▶ PROBLEM DESCRIPTION
Find the lines holding the word "this" and collect them.

▶ RECORDS SHOWN
********
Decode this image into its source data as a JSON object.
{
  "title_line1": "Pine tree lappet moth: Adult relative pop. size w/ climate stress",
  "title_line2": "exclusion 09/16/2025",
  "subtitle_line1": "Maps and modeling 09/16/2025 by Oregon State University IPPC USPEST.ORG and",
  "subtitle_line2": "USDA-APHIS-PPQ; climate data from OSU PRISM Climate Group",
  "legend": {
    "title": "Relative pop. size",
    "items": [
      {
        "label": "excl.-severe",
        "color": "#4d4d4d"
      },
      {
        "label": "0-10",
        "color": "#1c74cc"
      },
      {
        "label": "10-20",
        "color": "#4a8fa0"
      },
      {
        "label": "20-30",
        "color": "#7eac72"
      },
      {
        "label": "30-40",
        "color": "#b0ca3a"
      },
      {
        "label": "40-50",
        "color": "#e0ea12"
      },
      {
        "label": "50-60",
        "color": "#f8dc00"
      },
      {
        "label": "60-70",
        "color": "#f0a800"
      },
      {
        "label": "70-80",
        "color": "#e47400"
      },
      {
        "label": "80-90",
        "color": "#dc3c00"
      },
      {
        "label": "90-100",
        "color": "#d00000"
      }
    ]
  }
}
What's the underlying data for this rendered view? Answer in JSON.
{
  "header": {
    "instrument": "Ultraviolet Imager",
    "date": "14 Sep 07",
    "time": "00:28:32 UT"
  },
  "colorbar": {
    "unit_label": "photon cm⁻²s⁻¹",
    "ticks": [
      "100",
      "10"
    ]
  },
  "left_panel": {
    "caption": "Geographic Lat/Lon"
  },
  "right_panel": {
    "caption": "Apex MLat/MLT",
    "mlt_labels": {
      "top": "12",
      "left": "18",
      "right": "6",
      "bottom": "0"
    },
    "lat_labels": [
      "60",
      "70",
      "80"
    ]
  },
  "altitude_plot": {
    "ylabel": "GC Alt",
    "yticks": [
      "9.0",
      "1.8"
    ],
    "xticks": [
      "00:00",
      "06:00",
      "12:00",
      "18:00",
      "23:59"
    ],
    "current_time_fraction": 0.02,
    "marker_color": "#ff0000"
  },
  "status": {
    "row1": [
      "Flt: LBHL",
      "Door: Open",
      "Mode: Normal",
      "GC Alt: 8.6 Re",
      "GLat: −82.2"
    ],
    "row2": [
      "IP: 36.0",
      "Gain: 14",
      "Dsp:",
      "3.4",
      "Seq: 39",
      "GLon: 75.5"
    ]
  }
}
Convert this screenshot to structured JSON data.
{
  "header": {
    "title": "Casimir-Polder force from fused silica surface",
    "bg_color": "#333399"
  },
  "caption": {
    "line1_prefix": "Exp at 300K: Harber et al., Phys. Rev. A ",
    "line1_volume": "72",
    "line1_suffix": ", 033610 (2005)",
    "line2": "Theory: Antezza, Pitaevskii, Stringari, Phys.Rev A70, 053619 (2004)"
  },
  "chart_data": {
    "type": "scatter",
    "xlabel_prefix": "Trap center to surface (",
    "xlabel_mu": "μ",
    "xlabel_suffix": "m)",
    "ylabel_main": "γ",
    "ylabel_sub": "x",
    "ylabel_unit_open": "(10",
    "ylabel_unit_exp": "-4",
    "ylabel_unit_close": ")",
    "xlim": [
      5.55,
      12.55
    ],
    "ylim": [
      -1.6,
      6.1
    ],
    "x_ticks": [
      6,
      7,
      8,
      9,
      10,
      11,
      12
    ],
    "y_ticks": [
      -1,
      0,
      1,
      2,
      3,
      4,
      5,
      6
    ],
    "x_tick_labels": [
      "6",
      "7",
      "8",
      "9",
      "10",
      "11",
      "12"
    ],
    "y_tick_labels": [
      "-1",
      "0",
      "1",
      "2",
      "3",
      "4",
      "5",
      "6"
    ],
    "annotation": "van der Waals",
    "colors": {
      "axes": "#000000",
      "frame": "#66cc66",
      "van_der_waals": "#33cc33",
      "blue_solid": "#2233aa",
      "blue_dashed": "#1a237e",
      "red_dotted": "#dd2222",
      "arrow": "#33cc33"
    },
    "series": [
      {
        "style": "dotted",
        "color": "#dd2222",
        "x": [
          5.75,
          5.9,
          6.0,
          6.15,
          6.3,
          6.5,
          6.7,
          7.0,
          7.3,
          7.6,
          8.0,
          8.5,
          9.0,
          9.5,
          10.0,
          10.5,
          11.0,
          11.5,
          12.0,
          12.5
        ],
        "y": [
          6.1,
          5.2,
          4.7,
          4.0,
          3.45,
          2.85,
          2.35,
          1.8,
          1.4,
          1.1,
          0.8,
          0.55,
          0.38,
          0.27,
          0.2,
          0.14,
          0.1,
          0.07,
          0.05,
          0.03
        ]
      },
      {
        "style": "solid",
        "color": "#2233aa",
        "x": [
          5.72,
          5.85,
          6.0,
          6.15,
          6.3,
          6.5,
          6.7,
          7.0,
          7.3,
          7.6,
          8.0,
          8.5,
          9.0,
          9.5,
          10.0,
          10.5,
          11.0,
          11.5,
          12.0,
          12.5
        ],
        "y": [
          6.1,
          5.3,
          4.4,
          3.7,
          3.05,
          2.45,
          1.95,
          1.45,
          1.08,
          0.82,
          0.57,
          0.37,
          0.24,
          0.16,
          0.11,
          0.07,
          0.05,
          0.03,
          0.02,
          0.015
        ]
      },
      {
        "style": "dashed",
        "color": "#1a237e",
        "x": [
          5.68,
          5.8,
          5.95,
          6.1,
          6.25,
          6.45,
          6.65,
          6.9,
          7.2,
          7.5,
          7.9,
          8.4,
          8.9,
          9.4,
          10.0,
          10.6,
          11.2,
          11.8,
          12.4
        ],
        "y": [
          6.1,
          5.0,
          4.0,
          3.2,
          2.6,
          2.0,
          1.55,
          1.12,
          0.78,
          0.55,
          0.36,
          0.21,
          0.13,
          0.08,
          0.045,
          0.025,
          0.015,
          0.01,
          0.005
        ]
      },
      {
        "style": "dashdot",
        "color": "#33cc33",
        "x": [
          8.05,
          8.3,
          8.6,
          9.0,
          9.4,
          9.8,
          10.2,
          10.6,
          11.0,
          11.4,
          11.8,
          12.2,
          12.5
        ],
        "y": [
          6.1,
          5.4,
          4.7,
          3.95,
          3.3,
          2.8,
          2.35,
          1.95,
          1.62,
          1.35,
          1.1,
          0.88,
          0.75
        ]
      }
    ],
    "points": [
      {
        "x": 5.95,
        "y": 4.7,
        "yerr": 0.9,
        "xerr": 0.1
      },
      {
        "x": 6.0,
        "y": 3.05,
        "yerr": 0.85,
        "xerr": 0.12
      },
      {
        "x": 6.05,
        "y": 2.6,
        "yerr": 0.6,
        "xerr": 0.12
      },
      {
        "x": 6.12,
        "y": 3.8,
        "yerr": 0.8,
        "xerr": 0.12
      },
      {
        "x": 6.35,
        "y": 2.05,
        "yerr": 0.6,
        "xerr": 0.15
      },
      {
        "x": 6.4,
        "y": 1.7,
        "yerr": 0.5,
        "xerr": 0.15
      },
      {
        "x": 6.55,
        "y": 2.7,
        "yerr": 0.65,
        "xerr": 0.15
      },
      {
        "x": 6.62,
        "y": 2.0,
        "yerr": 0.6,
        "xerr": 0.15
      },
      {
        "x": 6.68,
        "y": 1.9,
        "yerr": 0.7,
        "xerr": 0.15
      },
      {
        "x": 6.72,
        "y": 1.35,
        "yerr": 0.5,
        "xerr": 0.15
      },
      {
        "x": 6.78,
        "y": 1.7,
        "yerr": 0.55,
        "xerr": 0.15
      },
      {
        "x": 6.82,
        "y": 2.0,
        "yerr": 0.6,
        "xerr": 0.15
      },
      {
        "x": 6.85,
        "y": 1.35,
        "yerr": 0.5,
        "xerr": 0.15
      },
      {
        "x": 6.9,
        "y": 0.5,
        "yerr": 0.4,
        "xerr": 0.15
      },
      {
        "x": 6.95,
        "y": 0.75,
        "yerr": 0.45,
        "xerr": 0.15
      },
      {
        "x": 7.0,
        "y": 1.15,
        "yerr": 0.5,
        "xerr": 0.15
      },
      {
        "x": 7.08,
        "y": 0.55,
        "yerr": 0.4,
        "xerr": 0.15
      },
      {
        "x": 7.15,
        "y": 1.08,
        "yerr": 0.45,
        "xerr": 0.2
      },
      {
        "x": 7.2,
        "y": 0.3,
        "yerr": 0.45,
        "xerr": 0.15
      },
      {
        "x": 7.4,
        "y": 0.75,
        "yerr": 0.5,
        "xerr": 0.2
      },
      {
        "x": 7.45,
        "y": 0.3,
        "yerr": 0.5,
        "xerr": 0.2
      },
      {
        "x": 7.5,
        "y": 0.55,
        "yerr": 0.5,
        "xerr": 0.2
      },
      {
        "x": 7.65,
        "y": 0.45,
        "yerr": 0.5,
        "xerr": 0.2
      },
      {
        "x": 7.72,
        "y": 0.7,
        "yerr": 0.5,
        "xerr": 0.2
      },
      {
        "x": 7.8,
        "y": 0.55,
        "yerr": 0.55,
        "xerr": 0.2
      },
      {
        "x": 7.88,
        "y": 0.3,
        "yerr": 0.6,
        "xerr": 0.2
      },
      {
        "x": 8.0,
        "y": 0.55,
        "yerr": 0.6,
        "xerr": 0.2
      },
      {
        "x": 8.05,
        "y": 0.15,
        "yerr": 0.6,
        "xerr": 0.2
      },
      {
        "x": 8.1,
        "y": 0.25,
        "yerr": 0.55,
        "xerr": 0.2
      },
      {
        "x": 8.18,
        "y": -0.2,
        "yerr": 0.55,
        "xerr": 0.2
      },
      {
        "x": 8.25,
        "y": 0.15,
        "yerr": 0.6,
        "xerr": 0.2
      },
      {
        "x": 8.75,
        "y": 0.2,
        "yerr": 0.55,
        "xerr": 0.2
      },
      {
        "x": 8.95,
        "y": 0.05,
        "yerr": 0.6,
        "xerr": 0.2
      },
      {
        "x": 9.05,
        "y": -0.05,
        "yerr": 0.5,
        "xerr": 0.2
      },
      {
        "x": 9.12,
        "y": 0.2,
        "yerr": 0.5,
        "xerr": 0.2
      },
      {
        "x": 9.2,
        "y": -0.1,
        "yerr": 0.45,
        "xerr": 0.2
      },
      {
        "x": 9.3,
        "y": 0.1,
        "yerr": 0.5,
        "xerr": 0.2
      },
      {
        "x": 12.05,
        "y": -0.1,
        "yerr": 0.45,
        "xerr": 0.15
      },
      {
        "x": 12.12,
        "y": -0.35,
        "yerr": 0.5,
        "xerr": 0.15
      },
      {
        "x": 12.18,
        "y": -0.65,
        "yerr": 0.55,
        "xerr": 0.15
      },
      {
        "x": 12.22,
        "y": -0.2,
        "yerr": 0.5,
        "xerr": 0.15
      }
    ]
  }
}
********
▶ ANSWER TO THE TASK
Decode this image into its source data as a JSON object.
What's the underlying data for this rendered view? Answer in JSON.
Convert this screenshot to structured JSON data.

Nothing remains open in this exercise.